WRITTEN REQUEST -> Produce a word-for-word copy of the listing below without its pictures.

GIVEN ENTRIES ->
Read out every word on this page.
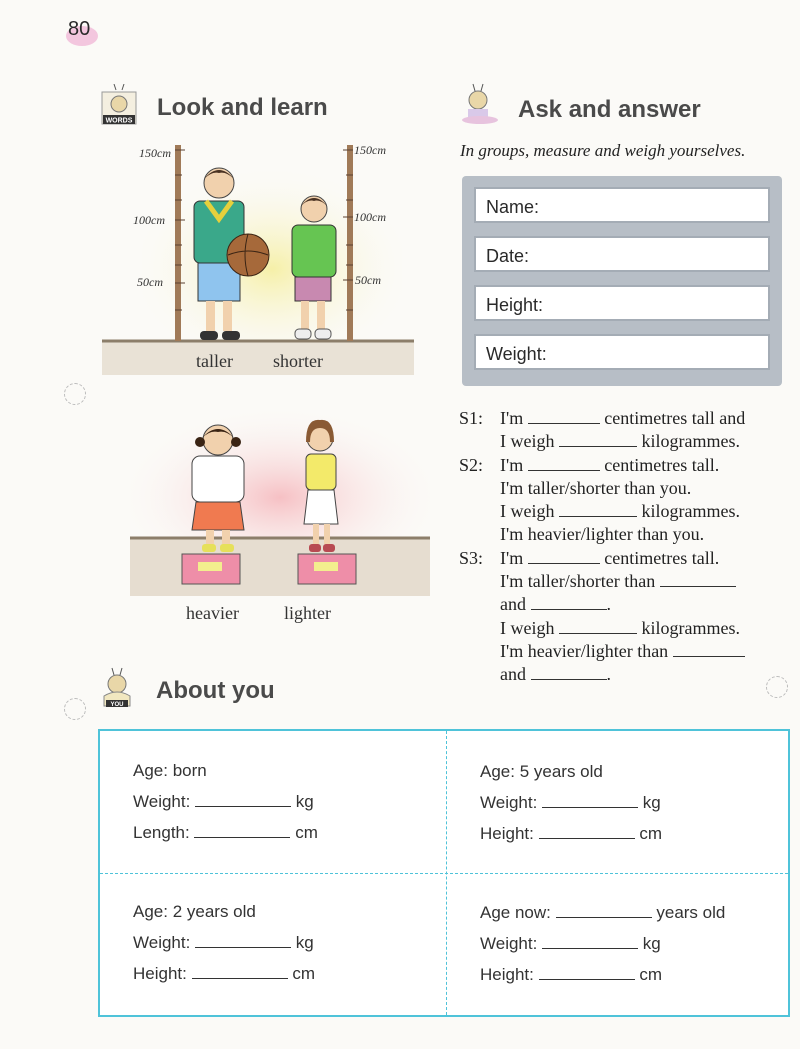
80
WORDS Look and learn
150cm
100cm
50cm
150cm
100cm
50cm
taller shorter
heavier	lighter
Ask and answer
In groups, measure and weigh yourselves.
Name:
Date:
Height:
Weight:
S1: I'm	centimetres tall and
I weigh	kilogrammes.
S2: I'm	centimetres tall.
I'm taller/shorter than you.
I weigh	kilogrammes.
I'm heavier/lighter than you.
S3: I'm	centimetres tall.
I'm taller/shorter than
and	.
I weigh	kilogrammes.
I'm heavier/lighter than
and	.
YOU
About you
Age: born
Weight:	kg
Length:	cm
Age: 5 years old
Weight:	kg
Height:	cm
Age: 2 years old
Weight:	kg
Height:	cm
Age now:	years old
Weight:	kg
Height:	cm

ANSWER TO THIS PROBLEM ->
Read out every word on this page.
80
WORDS Look and learn
150cm
100cm
50cm
150cm
100cm
50cm
taller shorter
heavier	lighter
Ask and answer
In groups, measure and weigh yourselves.
Name:
Date:
Height:
Weight:
S1: I'm	centimetres tall and
I weigh	kilogrammes.
S2: I'm	centimetres tall.
I'm taller/shorter than you.
I weigh	kilogrammes.
I'm heavier/lighter than you.
S3: I'm	centimetres tall.
I'm taller/shorter than
and	.
I weigh	kilogrammes.
I'm heavier/lighter than
and	.
YOU
About you
Age: born
Weight:	kg
Length:	cm
Age: 5 years old
Weight:	kg
Height:	cm
Age: 2 years old
Weight:	kg
Height:	cm
Age now:	years old
Weight:	kg
Height:	cm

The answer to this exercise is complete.